**Directive**
Check every line of the entries for "content", and copy the lines that hold it.

**Extracts from a graphics dataset**
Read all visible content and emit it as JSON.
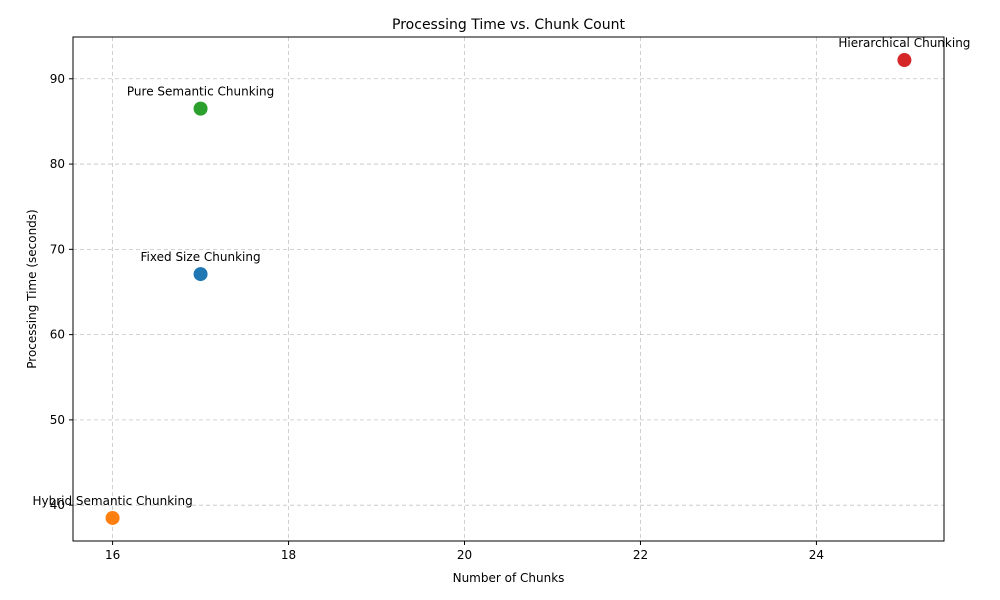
{
  "chart_data": {
    "type": "scatter",
    "title": "Processing Time vs. Chunk Count",
    "xlabel": "Number of Chunks",
    "ylabel": "Processing Time (seconds)",
    "xlim": [
      15.55,
      25.45
    ],
    "ylim": [
      35.8,
      94.9
    ],
    "xticks": [
      16,
      18,
      20,
      22,
      24
    ],
    "yticks": [
      40,
      50,
      60,
      70,
      80,
      90
    ],
    "grid": true,
    "points": [
      {
        "label": "Fixed Size Chunking",
        "x": 17,
        "y": 67.1,
        "color": "#1f77b4"
      },
      {
        "label": "Hybrid Semantic Chunking",
        "x": 16,
        "y": 38.5,
        "color": "#ff7f0e"
      },
      {
        "label": "Pure Semantic Chunking",
        "x": 17,
        "y": 86.5,
        "color": "#2ca02c"
      },
      {
        "label": "Hierarchical Chunking",
        "x": 25,
        "y": 92.2,
        "color": "#d62728"
      }
    ]
  }
}
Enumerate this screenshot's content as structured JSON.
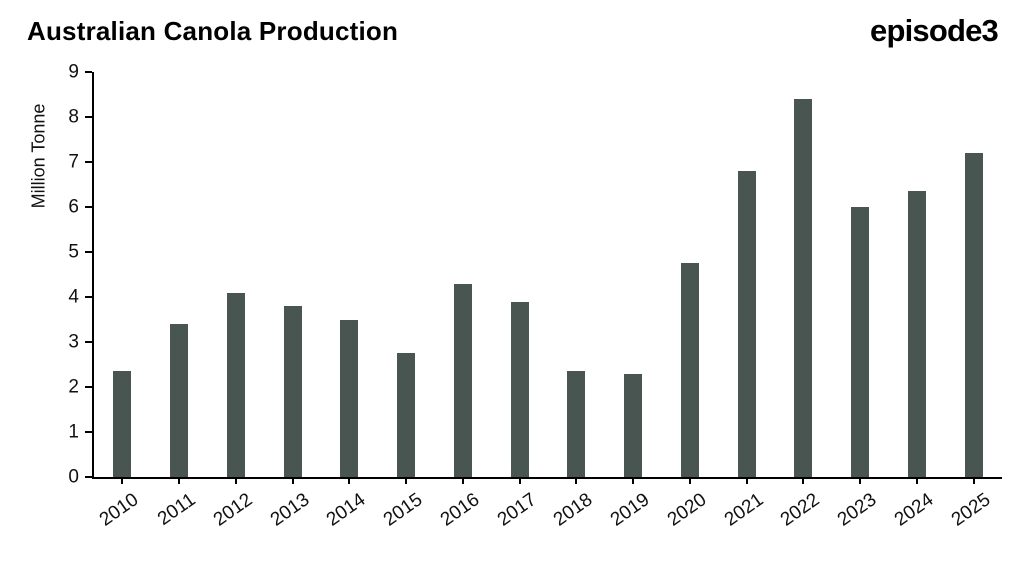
{
  "header": {
    "title": "Australian Canola Production",
    "logo": "episode3"
  },
  "chart_data": {
    "type": "bar",
    "title": "Australian Canola Production",
    "xlabel": "",
    "ylabel": "Million Tonne",
    "categories": [
      "2010",
      "2011",
      "2012",
      "2013",
      "2014",
      "2015",
      "2016",
      "2017",
      "2018",
      "2019",
      "2020",
      "2021",
      "2022",
      "2023",
      "2024",
      "2025"
    ],
    "values": [
      2.35,
      3.4,
      4.1,
      3.8,
      3.5,
      2.75,
      4.3,
      3.9,
      2.35,
      2.3,
      4.75,
      6.8,
      8.4,
      6.0,
      6.35,
      7.2
    ],
    "ylim": [
      0,
      9
    ],
    "ytick_step": 1,
    "bar_color": "#495551",
    "grid": false,
    "legend": false,
    "axis_color": "#000000"
  }
}
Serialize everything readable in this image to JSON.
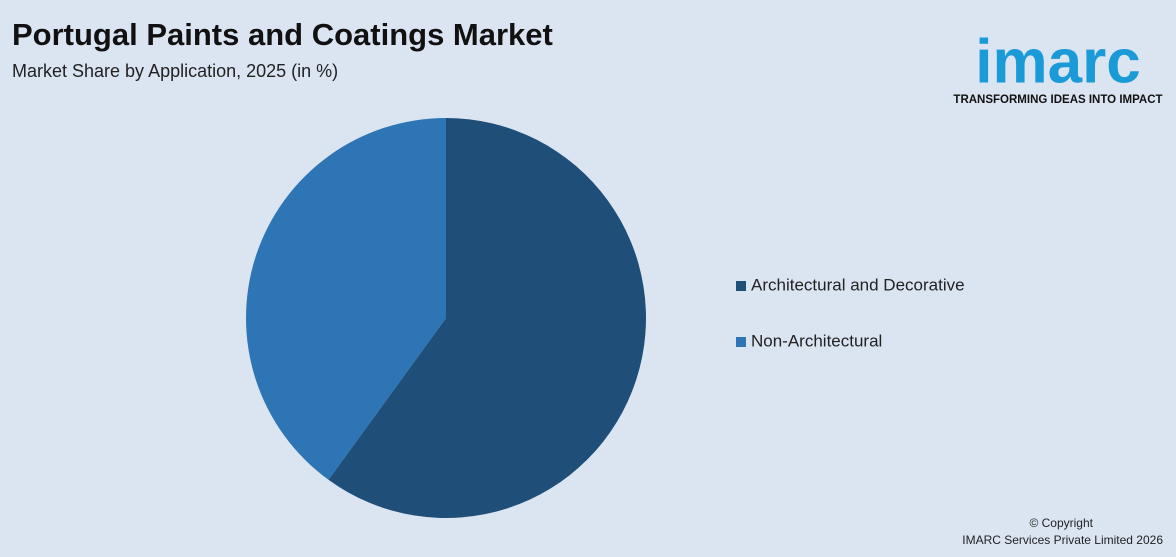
{
  "chart_data": {
    "type": "pie",
    "title": "Portugal Paints and Coatings Market",
    "subtitle": "Market Share by Application, 2025 (in %)",
    "categories": [
      "Architectural and Decorative",
      "Non-Architectural"
    ],
    "values": [
      60,
      40
    ],
    "colors": [
      "#1f4e79",
      "#2e75b6"
    ],
    "legend": "right"
  },
  "logo": {
    "name": "imarc",
    "tagline": "TRANSFORMING IDEAS INTO IMPACT"
  },
  "footer": {
    "copyright": "© Copyright",
    "company": "IMARC Services Private Limited 2026"
  }
}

**The reply**
Read all visible content and emit it as JSON.
Enumerate this screenshot's content as structured JSON.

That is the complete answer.